Below are some entries; can you quote all of them exactly?
====
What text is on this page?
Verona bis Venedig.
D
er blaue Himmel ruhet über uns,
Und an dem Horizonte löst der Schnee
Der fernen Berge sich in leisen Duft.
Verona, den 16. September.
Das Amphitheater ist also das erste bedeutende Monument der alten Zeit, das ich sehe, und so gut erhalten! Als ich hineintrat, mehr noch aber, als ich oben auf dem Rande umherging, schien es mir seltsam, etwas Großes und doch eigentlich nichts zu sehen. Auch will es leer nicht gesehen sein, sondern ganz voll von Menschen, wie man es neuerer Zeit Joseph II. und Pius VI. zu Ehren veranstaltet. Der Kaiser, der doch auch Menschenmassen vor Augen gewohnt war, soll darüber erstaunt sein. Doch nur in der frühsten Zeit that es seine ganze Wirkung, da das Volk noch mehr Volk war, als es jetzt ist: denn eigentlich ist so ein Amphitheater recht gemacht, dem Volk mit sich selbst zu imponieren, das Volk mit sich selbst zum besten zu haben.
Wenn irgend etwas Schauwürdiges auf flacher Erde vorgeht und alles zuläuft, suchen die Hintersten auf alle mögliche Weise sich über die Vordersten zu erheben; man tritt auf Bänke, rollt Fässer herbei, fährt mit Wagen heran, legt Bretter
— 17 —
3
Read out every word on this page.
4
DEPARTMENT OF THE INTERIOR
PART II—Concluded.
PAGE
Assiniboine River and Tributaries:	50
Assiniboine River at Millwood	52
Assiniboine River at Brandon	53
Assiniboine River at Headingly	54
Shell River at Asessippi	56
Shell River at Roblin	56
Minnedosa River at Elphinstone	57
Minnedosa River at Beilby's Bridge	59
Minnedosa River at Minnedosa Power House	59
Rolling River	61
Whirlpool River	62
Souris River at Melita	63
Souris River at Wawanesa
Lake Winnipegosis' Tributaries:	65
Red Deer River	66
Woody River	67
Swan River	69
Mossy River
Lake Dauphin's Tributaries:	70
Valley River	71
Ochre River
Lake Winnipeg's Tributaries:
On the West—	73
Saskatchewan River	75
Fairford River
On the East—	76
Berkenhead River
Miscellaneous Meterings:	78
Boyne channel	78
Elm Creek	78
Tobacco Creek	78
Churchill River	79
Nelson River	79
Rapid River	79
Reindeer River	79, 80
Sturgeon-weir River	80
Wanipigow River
====
_Answer to the exercise:_
What text is on this page?
Verona bis Venedig.
D
er blaue Himmel ruhet über uns,
Und an dem Horizonte löst der Schnee
Der fernen Berge sich in leisen Duft.
Verona, den 16. September.
Das Amphitheater ist also das erste bedeutende Monument der alten Zeit, das ich sehe, und so gut erhalten! Als ich hineintrat, mehr noch aber, als ich oben auf dem Rande umherging, schien es mir seltsam, etwas Großes und doch eigentlich nichts zu sehen. Auch will es leer nicht gesehen sein, sondern ganz voll von Menschen, wie man es neuerer Zeit Joseph II. und Pius VI. zu Ehren veranstaltet. Der Kaiser, der doch auch Menschenmassen vor Augen gewohnt war, soll darüber erstaunt sein. Doch nur in der frühsten Zeit that es seine ganze Wirkung, da das Volk noch mehr Volk war, als es jetzt ist: denn eigentlich ist so ein Amphitheater recht gemacht, dem Volk mit sich selbst zu imponieren, das Volk mit sich selbst zum besten zu haben.
Wenn irgend etwas Schauwürdiges auf flacher Erde vorgeht und alles zuläuft, suchen die Hintersten auf alle mögliche Weise sich über die Vordersten zu erheben; man tritt auf Bänke, rollt Fässer herbei, fährt mit Wagen heran, legt Bretter
— 17 —
3
Read out every word on this page.
4
DEPARTMENT OF THE INTERIOR
PART II—Concluded.
PAGE
Assiniboine River and Tributaries:	50
Assiniboine River at Millwood	52
Assiniboine River at Brandon	53
Assiniboine River at Headingly	54
Shell River at Asessippi	56
Shell River at Roblin	56
Minnedosa River at Elphinstone	57
Minnedosa River at Beilby's Bridge	59
Minnedosa River at Minnedosa Power House	59
Rolling River	61
Whirlpool River	62
Souris River at Melita	63
Souris River at Wawanesa
Lake Winnipegosis' Tributaries:	65
Red Deer River	66
Woody River	67
Swan River	69
Mossy River
Lake Dauphin's Tributaries:	70
Valley River	71
Ochre River
Lake Winnipeg's Tributaries:
On the West—	73
Saskatchewan River	75
Fairford River
On the East—	76
Berkenhead River
Miscellaneous Meterings:	78
Boyne channel	78
Elm Creek	78
Tobacco Creek	78
Churchill River	79
Nelson River	79
Rapid River	79
Reindeer River	79, 80
Sturgeon-weir River	80
Wanipigow River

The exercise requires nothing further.